◆ Records to process
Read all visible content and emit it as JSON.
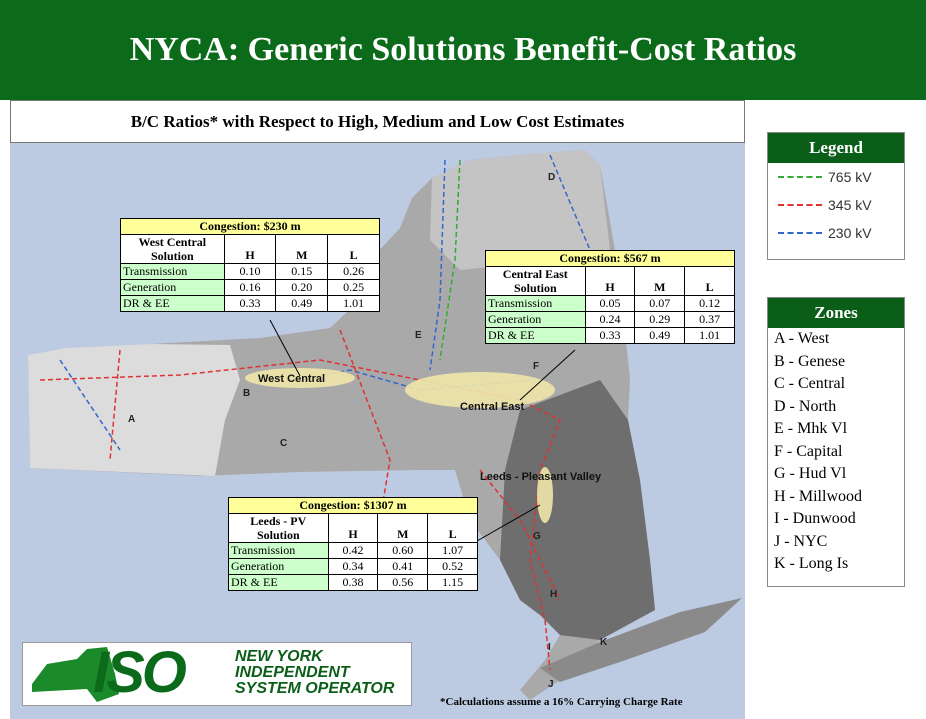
{
  "header": {
    "title": "NYCA: Generic Solutions Benefit-Cost Ratios"
  },
  "subtitle": "B/C Ratios* with Respect to High, Medium and Low Cost Estimates",
  "legend": {
    "title": "Legend",
    "items": [
      "765 kV",
      "345 kV",
      "230 kV"
    ],
    "colors": [
      "#33aa33",
      "#dd3333",
      "#3366cc"
    ]
  },
  "zones": {
    "title": "Zones",
    "items": [
      "A - West",
      "B - Genese",
      "C - Central",
      "D - North",
      "E - Mhk Vl",
      "F - Capital",
      "G - Hud Vl",
      "H - Millwood",
      "I - Dunwood",
      "J - NYC",
      "K - Long Is"
    ]
  },
  "map": {
    "zone_letters": [
      "A",
      "B",
      "C",
      "D",
      "E",
      "F",
      "G",
      "H",
      "I",
      "J",
      "K"
    ],
    "areas": [
      "West Central",
      "Central East",
      "Leeds - Pleasant Valley"
    ]
  },
  "tables": [
    {
      "title": "Congestion: $230 m",
      "solution": "West Central Solution",
      "headers": [
        "H",
        "M",
        "L"
      ],
      "rows": [
        {
          "label": "Transmission",
          "values": [
            "0.10",
            "0.15",
            "0.26"
          ]
        },
        {
          "label": "Generation",
          "values": [
            "0.16",
            "0.20",
            "0.25"
          ]
        },
        {
          "label": "DR & EE",
          "values": [
            "0.33",
            "0.49",
            "1.01"
          ]
        }
      ]
    },
    {
      "title": "Congestion: $567 m",
      "solution": "Central East Solution",
      "headers": [
        "H",
        "M",
        "L"
      ],
      "rows": [
        {
          "label": "Transmission",
          "values": [
            "0.05",
            "0.07",
            "0.12"
          ]
        },
        {
          "label": "Generation",
          "values": [
            "0.24",
            "0.29",
            "0.37"
          ]
        },
        {
          "label": "DR & EE",
          "values": [
            "0.33",
            "0.49",
            "1.01"
          ]
        }
      ]
    },
    {
      "title": "Congestion: $1307 m",
      "solution": "Leeds - PV Solution",
      "headers": [
        "H",
        "M",
        "L"
      ],
      "rows": [
        {
          "label": "Transmission",
          "values": [
            "0.42",
            "0.60",
            "1.07"
          ]
        },
        {
          "label": "Generation",
          "values": [
            "0.34",
            "0.41",
            "0.52"
          ]
        },
        {
          "label": "DR & EE",
          "values": [
            "0.38",
            "0.56",
            "1.15"
          ]
        }
      ]
    }
  ],
  "logo": {
    "mark": "ISO",
    "lines": [
      "NEW YORK",
      "INDEPENDENT",
      "SYSTEM OPERATOR"
    ]
  },
  "footnote": "*Calculations assume a 16% Carrying Charge Rate"
}
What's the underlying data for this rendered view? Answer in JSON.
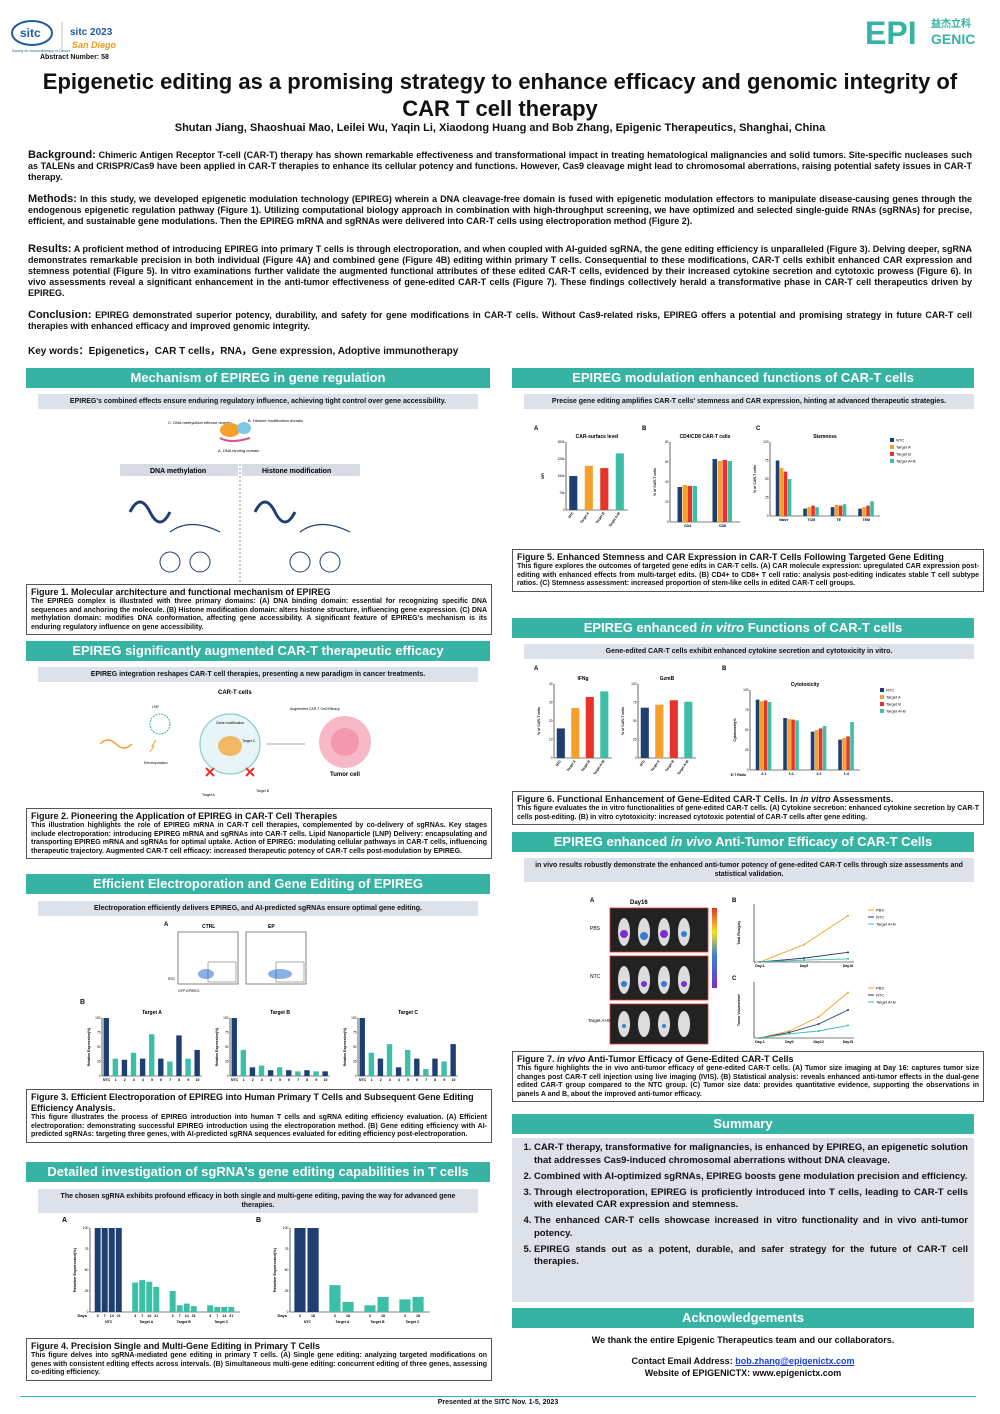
{
  "header": {
    "sitc_logo": "sitc",
    "sitc_logo_sub": "Society for Immunotherapy of Cancer",
    "sitc_event": "sitc 2023",
    "sitc_city": "San Diego",
    "abstract_number": "Abstract Number: 58",
    "epi_logo": "EPI",
    "epi_logo_cn": "益杰立科",
    "epi_logo_word": "GENIC",
    "title": "Epigenetic editing as a promising strategy to enhance efficacy and genomic integrity of CAR T cell therapy",
    "authors": "Shutan Jiang, Shaoshuai Mao, Leilei Wu, Yaqin Li, Xiaodong Huang and Bob Zhang, Epigenic Therapeutics, Shanghai, China"
  },
  "intro": {
    "background_label": "Background:",
    "background": " Chimeric Antigen Receptor T-cell (CAR-T) therapy has shown remarkable effectiveness and transformational impact in treating hematological malignancies and solid tumors. Site-specific nucleases such as TALENs and CRISPR/Cas9 have been applied in CAR-T therapies to enhance its cellular potency and functions. However, Cas9 cleavage might lead to chromosomal aberrations, raising potential safety issues in CAR-T therapy.",
    "methods_label": "Methods:",
    "methods": " In this study, we developed epigenetic modulation technology (EPIREG) wherein a DNA cleavage-free domain is fused with epigenetic modulation effectors to manipulate disease-causing genes through the endogenous epigenetic regulation pathway (Figure 1). Utilizing computational biology approach in combination with high-throughput screening, we have optimized and selected single-guide RNAs (sgRNAs) for precise, efficient, and sustainable gene modulations. Then the EPIREG mRNA and sgRNAs were delivered into CAR-T cells using electroporation method (Figure 2).",
    "results_label": "Results:",
    "results": " A proficient method of introducing EPIREG into primary T cells is through electroporation, and when coupled with AI-guided sgRNA, the gene editing efficiency is unparalleled (Figure 3). Delving deeper, sgRNA demonstrates remarkable precision in both individual (Figure 4A) and combined gene (Figure 4B) editing within primary T cells. Consequential to these modifications, CAR-T cells exhibit enhanced CAR expression and stemness potential (Figure 5). In vitro examinations further validate the augmented functional attributes of these edited CAR-T cells, evidenced by their increased cytokine secretion and cytotoxic prowess (Figure 6). In vivo assessments reveal a significant enhancement in the anti-tumor effectiveness of gene-edited CAR-T cells (Figure 7). These findings collectively herald a transformative phase in CAR-T cell therapeutics driven by EPIREG.",
    "conclusion_label": "Conclusion:",
    "conclusion": " EPIREG demonstrated superior potency, durability, and safety for gene modifications in CAR-T cells. Without Cas9-related risks, EPIREG offers a potential and promising strategy in future CAR-T cell therapies with enhanced efficacy and improved genomic integrity.",
    "keywords": "Key words：Epigenetics，CAR T cells，RNA，Gene expression, Adoptive immunotherapy"
  },
  "sections": {
    "mech": {
      "head": "Mechanism of EPIREG in gene regulation",
      "sub": "EPIREG's combined effects ensure enduring regulatory influence, achieving tight control over gene accessibility.",
      "lbl_c": "C. DNA methylation effector domain",
      "lbl_b": "B. Histone modification domain",
      "lbl_a": "A. DNA binding domain",
      "col1": "DNA methylation",
      "col2": "Histone modification",
      "fig_title": "Figure 1. Molecular architecture and functional mechanism of EPIREG",
      "fig_body": "The EPIREG complex is illustrated with three primary domains: (A) DNA binding domain: essential for recognizing specific DNA sequences and anchoring the molecule. (B) Histone modification domain: alters histone structure, influencing gene expression. (C) DNA methylation domain: modifies DNA conformation, affecting gene accessibility. A significant feature of EPIREG's mechanism is its enduring regulatory influence on gene accessibility."
    },
    "carT": {
      "head": "EPIREG significantly augmented CAR-T therapeutic efficacy",
      "sub": "EPIREG integration reshapes CAR-T cell therapies, presenting a new paradigm in cancer treatments.",
      "cart_cells": "CAR-T cells",
      "lnp": "LNP",
      "electro": "Electroporation",
      "genemod": "Gene modification",
      "augmented": "Augmented CAR-T Cell Efficacy",
      "targetA": "Target A",
      "targetB": "Target B",
      "targetC": "Target C",
      "tumor": "Tumor cell",
      "fig_title": "Figure 2. Pioneering the Application of EPIREG in CAR-T Cell Therapies",
      "fig_body": "This illustration highlights the role of EPIREG mRNA in CAR-T cell therapies, complemented by co-delivery of sgRNAs. Key stages include electroporation: introducing EPIREG mRNA and sgRNAs into CAR-T cells. Lipid Nanoparticle (LNP) Delivery: encapsulating and transporting EPIREG mRNA and sgRNAs for optimal uptake. Action of EPIREG: modulating cellular pathways in CAR-T cells, influencing therapeutic trajectory. Augmented CAR-T cell efficacy: increased therapeutic potency of CAR-T cells post-modulation by EPIREG."
    },
    "electro": {
      "head": "Efficient Electroporation and Gene Editing of EPIREG",
      "sub": "Electroporation efficiently delivers EPIREG, and AI-predicted sgRNAs ensure optimal gene editing.",
      "pA": "A",
      "pB": "B",
      "ctrl": "CTRL",
      "ep": "EP",
      "ssc": "SSC",
      "gfp": "GFP-EPIREG",
      "fig_title": "Figure 3. Efficient Electroporation of EPIREG into Human Primary T Cells and Subsequent Gene Editing Efficiency Analysis.",
      "fig_body": "This figure illustrates the process of EPIREG introduction into human T cells and sgRNA editing efficiency evaluation. (A) Efficient electroporation: demonstrating successful EPIREG introduction using the electroporation method. (B) Gene editing efficiency with AI-predicted sgRNAs: targeting three genes, with AI-predicted sgRNA sequences evaluated for editing efficiency post-electroporation."
    },
    "sgrna": {
      "head": "Detailed investigation of sgRNA's gene editing capabilities in T cells",
      "sub": "The chosen sgRNA exhibits profound efficacy in both single and multi-gene editing, paving the way for advanced gene therapies.",
      "pA": "A",
      "pB": "B",
      "days": "Days",
      "fig_title": "Figure 4. Precision Single and Multi-Gene Editing in Primary T Cells",
      "fig_body": "This figure delves into sgRNA-mediated gene editing in primary T cells. (A) Single gene editing: analyzing targeted modifications on genes with consistent editing effects across intervals. (B) Simultaneous multi-gene editing: concurrent editing of three genes, assessing co-editing efficiency."
    },
    "modul": {
      "head": "EPIREG modulation enhanced functions of CAR-T cells",
      "sub": "Precise gene editing amplifies CAR-T cells' stemness and CAR expression, hinting at advanced therapeutic strategies.",
      "pA": "A",
      "pB": "B",
      "pC": "C",
      "fig_title": "Figure 5. Enhanced Stemness and CAR Expression in CAR-T Cells Following Targeted Gene Editing",
      "fig_body": "This figure explores the outcomes of targeted gene edits in CAR-T cells. (A) CAR molecule expression: upregulated CAR expression post-editing with enhanced effects from multi-target edits. (B) CD4+ to CD8+ T cell ratio: analysis post-editing indicates stable T cell subtype ratios. (C) Stemness assessment: increased proportion of stem-like cells in edited CAR-T cell groups."
    },
    "invitro": {
      "head_pre": "EPIREG enhanced ",
      "head_em": "in vitro",
      "head_post": " Functions of CAR-T cells",
      "sub": "Gene-edited CAR-T cells exhibit enhanced cytokine secretion and cytotoxicity in vitro.",
      "pA": "A",
      "pB": "B",
      "fig_title_pre": "Figure 6. Functional Enhancement of Gene-Edited CAR-T Cells. In ",
      "fig_title_em": "in vitro",
      "fig_title_post": " Assessments.",
      "fig_body": "This figure evaluates the in vitro functionalities of gene-edited CAR-T cells. (A) Cytokine secretion: enhanced cytokine secretion by CAR-T cells post-editing. (B) in vitro cytotoxicity: increased cytotoxic potential of CAR-T cells after gene editing."
    },
    "invivo": {
      "head_pre": "EPIREG enhanced ",
      "head_em": "in vivo",
      "head_post": " Anti-Tumor Efficacy of CAR-T Cells",
      "sub": "in vivo results robustly demonstrate the enhanced anti-tumor potency of gene-edited CAR-T cells through size assessments and statistical validation.",
      "pA": "A",
      "pB": "B",
      "pC": "C",
      "day16": "Day16",
      "pbs": "PBS",
      "ntc": "NTC",
      "tab": "Target A+B",
      "fig_title_pre": "Figure 7. ",
      "fig_title_em": "in vivo",
      "fig_title_post": " Anti-Tumor Efficacy of Gene-Edited CAR-T Cells",
      "fig_body": "This figure highlights the in vivo anti-tumor efficacy of gene-edited CAR-T cells. (A) Tumor size imaging at Day 16: captures tumor size changes post CAR-T cell injection using live imaging (IVIS). (B) Statistical analysis: reveals enhanced anti-tumor effects in the dual-gene edited CAR-T group compared to the NTC group. (C) Tumor size data: provides quantitative evidence, supporting the observations in panels A and B, about the improved anti-tumor efficacy."
    },
    "summary": {
      "head": "Summary",
      "items": [
        "CAR-T therapy, transformative for malignancies, is enhanced by EPIREG, an epigenetic solution that addresses Cas9-induced chromosomal aberrations without DNA cleavage.",
        "Combined with AI-optimized sgRNAs, EPIREG boosts gene modulation precision and efficiency.",
        "Through electroporation, EPIREG is proficiently introduced into T cells, leading to CAR-T cells with elevated CAR expression and stemness.",
        "The enhanced CAR-T cells showcase increased in vitro functionality and in vivo anti-tumor potency.",
        "EPIREG stands out as a potent, durable, and safer strategy for the future of CAR-T cell therapies."
      ]
    },
    "ack": {
      "head": "Acknowledgements",
      "thanks": "We thank the entire Epigenic Therapeutics team and our collaborators.",
      "email_label": "Contact Email Address: ",
      "email": "bob.zhang@epigenictx.com",
      "web": "Website of EPIGENICTX: www.epigenictx.com"
    }
  },
  "footer": "Presented at the SITC  Nov. 1-5, 2023",
  "colors": {
    "teal": "#37b3a3",
    "navy": "#1f3f72",
    "orange": "#f5a02a",
    "red": "#e8322c",
    "green": "#3dbfa7",
    "subbg": "#dde1ea"
  },
  "chart_data": [
    {
      "id": "fig3B-targetA",
      "type": "bar",
      "title": "Target A",
      "ylabel": "Relative Expression(%)",
      "ylim": [
        0,
        100
      ],
      "categories": [
        "NTC",
        "1",
        "2",
        "3",
        "4",
        "5",
        "6",
        "7",
        "8",
        "9",
        "10"
      ],
      "values": [
        100,
        30,
        28,
        40,
        30,
        72,
        30,
        25,
        70,
        30,
        45
      ]
    },
    {
      "id": "fig3B-targetB",
      "type": "bar",
      "title": "Target B",
      "ylabel": "Relative Expression(%)",
      "ylim": [
        0,
        100
      ],
      "categories": [
        "NTC",
        "1",
        "2",
        "3",
        "4",
        "5",
        "6",
        "7",
        "8",
        "9",
        "10"
      ],
      "values": [
        100,
        45,
        15,
        18,
        10,
        15,
        10,
        8,
        10,
        8,
        8
      ]
    },
    {
      "id": "fig3B-targetC",
      "type": "bar",
      "title": "Target C",
      "ylabel": "Relative Expression(%)",
      "ylim": [
        0,
        100
      ],
      "categories": [
        "NTC",
        "1",
        "2",
        "3",
        "4",
        "5",
        "6",
        "7",
        "8",
        "9",
        "10"
      ],
      "values": [
        100,
        40,
        30,
        55,
        15,
        45,
        30,
        12,
        30,
        25,
        55
      ]
    },
    {
      "id": "fig4A",
      "type": "bar",
      "ylabel": "Relative Expression(%)",
      "ylim": [
        0,
        100
      ],
      "xlabel": "Days",
      "groups": [
        "NTC",
        "Target A",
        "Target B",
        "Target C"
      ],
      "days": [
        "3",
        "7",
        "14",
        "21"
      ],
      "values": [
        [
          100,
          100,
          100,
          100
        ],
        [
          35,
          38,
          36,
          30
        ],
        [
          25,
          8,
          10,
          7
        ],
        [
          8,
          6,
          6,
          6
        ]
      ]
    },
    {
      "id": "fig4B",
      "type": "bar",
      "ylabel": "Relative Expression(%)",
      "ylim": [
        0,
        100
      ],
      "xlabel": "Days",
      "groups": [
        "NTC",
        "Target A",
        "Target B",
        "Target C"
      ],
      "days": [
        "3",
        "18"
      ],
      "values": [
        [
          100,
          100
        ],
        [
          32,
          12
        ],
        [
          8,
          18
        ],
        [
          15,
          18
        ]
      ]
    },
    {
      "id": "fig5A",
      "type": "bar",
      "title": "CAR-surface level",
      "ylabel": "MFI",
      "ylim": [
        0,
        300000
      ],
      "categories": [
        "NTC",
        "Target A",
        "Target B",
        "Target A+B"
      ],
      "values": [
        150000,
        195000,
        185000,
        250000
      ]
    },
    {
      "id": "fig5B",
      "type": "bar",
      "title": "CD4/CD8 CAR-T cells",
      "ylabel": "% of CAR-T cells",
      "ylim": [
        0,
        80
      ],
      "categories": [
        "CD4",
        "CD8"
      ],
      "series": [
        {
          "name": "NTC",
          "values": [
            35,
            63
          ]
        },
        {
          "name": "Target A",
          "values": [
            37,
            61
          ]
        },
        {
          "name": "Target B",
          "values": [
            36,
            62
          ]
        },
        {
          "name": "Target A+B",
          "values": [
            36,
            61
          ]
        }
      ]
    },
    {
      "id": "fig5C",
      "type": "bar",
      "title": "Stemness",
      "ylabel": "% of CAR-T cells",
      "ylim": [
        0,
        100
      ],
      "categories": [
        "Naive",
        "TCM",
        "TE",
        "TEM"
      ],
      "series": [
        {
          "name": "NTC",
          "values": [
            75,
            10,
            12,
            10
          ]
        },
        {
          "name": "Target A",
          "values": [
            65,
            12,
            15,
            12
          ]
        },
        {
          "name": "Target B",
          "values": [
            60,
            14,
            14,
            14
          ]
        },
        {
          "name": "Target A+B",
          "values": [
            50,
            12,
            16,
            20
          ]
        }
      ],
      "legend": [
        "NTC",
        "Target A",
        "Target B",
        "Target A+B"
      ]
    },
    {
      "id": "fig6A-ifng",
      "type": "bar",
      "title": "IFNg",
      "ylabel": "% of CAR-T cells",
      "ylim": [
        0,
        40
      ],
      "categories": [
        "NTC",
        "Target A",
        "Target B",
        "Target A+B"
      ],
      "values": [
        16,
        27,
        33,
        36
      ]
    },
    {
      "id": "fig6A-gzmb",
      "type": "bar",
      "title": "GzmB",
      "ylabel": "% of CAR-T cells",
      "ylim": [
        0,
        100
      ],
      "categories": [
        "NTC",
        "Target A",
        "Target B",
        "Target A+B"
      ],
      "values": [
        68,
        72,
        78,
        76
      ]
    },
    {
      "id": "fig6B",
      "type": "bar",
      "title": "Cytotoxicity",
      "ylabel": "Cytotoxicity%",
      "xlabel": "E:T Ratio",
      "ylim": [
        0,
        100
      ],
      "categories": [
        "2:1",
        "1:1",
        "1:2",
        "1:4"
      ],
      "series": [
        {
          "name": "NTC",
          "values": [
            88,
            65,
            48,
            38
          ]
        },
        {
          "name": "Target A",
          "values": [
            86,
            64,
            50,
            40
          ]
        },
        {
          "name": "Target B",
          "values": [
            87,
            63,
            52,
            42
          ]
        },
        {
          "name": "Target A+B",
          "values": [
            85,
            62,
            55,
            60
          ]
        }
      ],
      "legend": [
        "NTC",
        "Target A",
        "Target B",
        "Target A+B"
      ]
    },
    {
      "id": "fig7B",
      "type": "line",
      "ylabel": "Total Flux(p/s)",
      "ylim": [
        0,
        15000000000.0
      ],
      "x": [
        "Day-1",
        "Day9",
        "Day16"
      ],
      "series": [
        {
          "name": "PBS",
          "values": [
            0,
            4500000000.0,
            12000000000.0
          ]
        },
        {
          "name": "NTC",
          "values": [
            0,
            1000000000.0,
            2500000000.0
          ]
        },
        {
          "name": "Target A+B",
          "values": [
            0,
            500000000.0,
            800000000.0
          ]
        }
      ],
      "legend": [
        "PBS",
        "NTC",
        "Target A+B"
      ]
    },
    {
      "id": "fig7C",
      "type": "line",
      "ylabel": "Tumor Volume/mm³",
      "ylim": [
        0,
        800
      ],
      "x": [
        "Day-1",
        "Day9",
        "Day12",
        "Day15"
      ],
      "series": [
        {
          "name": "PBS",
          "values": [
            0,
            100,
            300,
            650
          ]
        },
        {
          "name": "NTC",
          "values": [
            0,
            80,
            200,
            400
          ]
        },
        {
          "name": "Target A+B",
          "values": [
            0,
            60,
            100,
            180
          ]
        }
      ],
      "legend": [
        "PBS",
        "NTC",
        "Target A+B"
      ]
    }
  ]
}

◆ Instructions for the task
Could you return the lines in the entries above that contain "optimized"?

◆ Solved problem
    "methods": " In this study, we developed epigenetic modulation technology (EPIREG) wherein a DNA cleavage-free domain is fused with epigenetic modulation effectors to manipulate disease-causing genes through the endogenous epigenetic regulation pathway (Figure 1). Utilizing computational biology approach in combination with high-throughput screening, we have optimized and selected single-guide RNAs (sgRNAs) for precise, efficient, and sustainable gene modulations. Then the EPIREG mRNA and sgRNAs were delivered into CAR-T cells using electroporation method (Figure 2).",
        "Combined with AI-optimized sgRNAs, EPIREG boosts gene modulation precision and efficiency.",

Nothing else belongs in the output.